→ **Directions for this task**: The entire listing is to be repeated verbatim.

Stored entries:
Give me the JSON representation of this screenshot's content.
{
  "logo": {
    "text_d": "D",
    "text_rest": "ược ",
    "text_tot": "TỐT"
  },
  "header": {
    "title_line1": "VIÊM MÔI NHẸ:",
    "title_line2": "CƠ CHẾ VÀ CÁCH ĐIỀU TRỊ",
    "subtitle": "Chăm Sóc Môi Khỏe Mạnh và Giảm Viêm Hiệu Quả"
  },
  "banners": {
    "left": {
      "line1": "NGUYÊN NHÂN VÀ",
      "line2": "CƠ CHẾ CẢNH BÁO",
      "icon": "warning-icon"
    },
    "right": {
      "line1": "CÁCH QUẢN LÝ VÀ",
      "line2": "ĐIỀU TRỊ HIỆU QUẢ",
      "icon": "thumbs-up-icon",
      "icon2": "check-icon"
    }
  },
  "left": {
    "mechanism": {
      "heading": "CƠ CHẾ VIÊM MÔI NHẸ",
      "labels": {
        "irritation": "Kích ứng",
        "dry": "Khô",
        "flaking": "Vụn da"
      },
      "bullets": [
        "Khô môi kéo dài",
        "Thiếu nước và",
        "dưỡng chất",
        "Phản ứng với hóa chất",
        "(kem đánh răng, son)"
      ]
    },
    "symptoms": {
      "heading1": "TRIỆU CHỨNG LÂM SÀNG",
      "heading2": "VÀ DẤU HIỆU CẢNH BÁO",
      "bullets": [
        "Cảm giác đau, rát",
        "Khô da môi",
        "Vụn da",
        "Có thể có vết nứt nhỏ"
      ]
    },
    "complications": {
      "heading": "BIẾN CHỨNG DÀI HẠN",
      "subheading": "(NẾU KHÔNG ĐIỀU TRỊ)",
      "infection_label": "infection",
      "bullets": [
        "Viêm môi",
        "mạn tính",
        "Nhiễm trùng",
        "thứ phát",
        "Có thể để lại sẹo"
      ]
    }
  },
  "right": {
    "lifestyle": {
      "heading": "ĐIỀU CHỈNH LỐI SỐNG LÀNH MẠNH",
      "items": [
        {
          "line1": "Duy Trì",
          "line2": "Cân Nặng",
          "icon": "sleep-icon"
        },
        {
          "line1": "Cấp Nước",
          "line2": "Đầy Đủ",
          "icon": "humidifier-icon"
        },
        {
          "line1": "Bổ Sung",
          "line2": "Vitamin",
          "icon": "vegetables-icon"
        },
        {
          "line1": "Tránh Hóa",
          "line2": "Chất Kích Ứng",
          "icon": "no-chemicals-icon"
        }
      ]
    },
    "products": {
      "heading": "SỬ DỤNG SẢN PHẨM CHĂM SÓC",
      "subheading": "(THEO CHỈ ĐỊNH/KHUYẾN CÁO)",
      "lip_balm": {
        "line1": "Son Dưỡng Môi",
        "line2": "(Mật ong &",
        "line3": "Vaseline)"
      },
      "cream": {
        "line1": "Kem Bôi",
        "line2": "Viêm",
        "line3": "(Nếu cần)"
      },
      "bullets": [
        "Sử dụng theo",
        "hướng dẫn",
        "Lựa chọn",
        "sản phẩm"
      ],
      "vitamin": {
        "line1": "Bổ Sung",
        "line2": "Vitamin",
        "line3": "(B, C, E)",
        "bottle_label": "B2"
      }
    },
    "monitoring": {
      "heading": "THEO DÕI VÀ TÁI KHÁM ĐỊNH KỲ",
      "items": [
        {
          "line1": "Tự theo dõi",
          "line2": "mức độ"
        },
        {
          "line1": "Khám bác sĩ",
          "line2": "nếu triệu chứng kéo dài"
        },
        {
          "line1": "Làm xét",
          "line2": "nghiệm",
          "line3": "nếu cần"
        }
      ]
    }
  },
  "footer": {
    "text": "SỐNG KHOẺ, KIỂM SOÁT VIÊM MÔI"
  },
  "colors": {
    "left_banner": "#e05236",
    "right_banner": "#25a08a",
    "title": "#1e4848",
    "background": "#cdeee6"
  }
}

→ **Exercise output**:
Give me the JSON representation of this screenshot's content.
{
  "logo": {
    "text_d": "D",
    "text_rest": "ược ",
    "text_tot": "TỐT"
  },
  "header": {
    "title_line1": "VIÊM MÔI NHẸ:",
    "title_line2": "CƠ CHẾ VÀ CÁCH ĐIỀU TRỊ",
    "subtitle": "Chăm Sóc Môi Khỏe Mạnh và Giảm Viêm Hiệu Quả"
  },
  "banners": {
    "left": {
      "line1": "NGUYÊN NHÂN VÀ",
      "line2": "CƠ CHẾ CẢNH BÁO",
      "icon": "warning-icon"
    },
    "right": {
      "line1": "CÁCH QUẢN LÝ VÀ",
      "line2": "ĐIỀU TRỊ HIỆU QUẢ",
      "icon": "thumbs-up-icon",
      "icon2": "check-icon"
    }
  },
  "left": {
    "mechanism": {
      "heading": "CƠ CHẾ VIÊM MÔI NHẸ",
      "labels": {
        "irritation": "Kích ứng",
        "dry": "Khô",
        "flaking": "Vụn da"
      },
      "bullets": [
        "Khô môi kéo dài",
        "Thiếu nước và",
        "dưỡng chất",
        "Phản ứng với hóa chất",
        "(kem đánh răng, son)"
      ]
    },
    "symptoms": {
      "heading1": "TRIỆU CHỨNG LÂM SÀNG",
      "heading2": "VÀ DẤU HIỆU CẢNH BÁO",
      "bullets": [
        "Cảm giác đau, rát",
        "Khô da môi",
        "Vụn da",
        "Có thể có vết nứt nhỏ"
      ]
    },
    "complications": {
      "heading": "BIẾN CHỨNG DÀI HẠN",
      "subheading": "(NẾU KHÔNG ĐIỀU TRỊ)",
      "infection_label": "infection",
      "bullets": [
        "Viêm môi",
        "mạn tính",
        "Nhiễm trùng",
        "thứ phát",
        "Có thể để lại sẹo"
      ]
    }
  },
  "right": {
    "lifestyle": {
      "heading": "ĐIỀU CHỈNH LỐI SỐNG LÀNH MẠNH",
      "items": [
        {
          "line1": "Duy Trì",
          "line2": "Cân Nặng",
          "icon": "sleep-icon"
        },
        {
          "line1": "Cấp Nước",
          "line2": "Đầy Đủ",
          "icon": "humidifier-icon"
        },
        {
          "line1": "Bổ Sung",
          "line2": "Vitamin",
          "icon": "vegetables-icon"
        },
        {
          "line1": "Tránh Hóa",
          "line2": "Chất Kích Ứng",
          "icon": "no-chemicals-icon"
        }
      ]
    },
    "products": {
      "heading": "SỬ DỤNG SẢN PHẨM CHĂM SÓC",
      "subheading": "(THEO CHỈ ĐỊNH/KHUYẾN CÁO)",
      "lip_balm": {
        "line1": "Son Dưỡng Môi",
        "line2": "(Mật ong &",
        "line3": "Vaseline)"
      },
      "cream": {
        "line1": "Kem Bôi",
        "line2": "Viêm",
        "line3": "(Nếu cần)"
      },
      "bullets": [
        "Sử dụng theo",
        "hướng dẫn",
        "Lựa chọn",
        "sản phẩm"
      ],
      "vitamin": {
        "line1": "Bổ Sung",
        "line2": "Vitamin",
        "line3": "(B, C, E)",
        "bottle_label": "B2"
      }
    },
    "monitoring": {
      "heading": "THEO DÕI VÀ TÁI KHÁM ĐỊNH KỲ",
      "items": [
        {
          "line1": "Tự theo dõi",
          "line2": "mức độ"
        },
        {
          "line1": "Khám bác sĩ",
          "line2": "nếu triệu chứng kéo dài"
        },
        {
          "line1": "Làm xét",
          "line2": "nghiệm",
          "line3": "nếu cần"
        }
      ]
    }
  },
  "footer": {
    "text": "SỐNG KHOẺ, KIỂM SOÁT VIÊM MÔI"
  },
  "colors": {
    "left_banner": "#e05236",
    "right_banner": "#25a08a",
    "title": "#1e4848",
    "background": "#cdeee6"
  }
}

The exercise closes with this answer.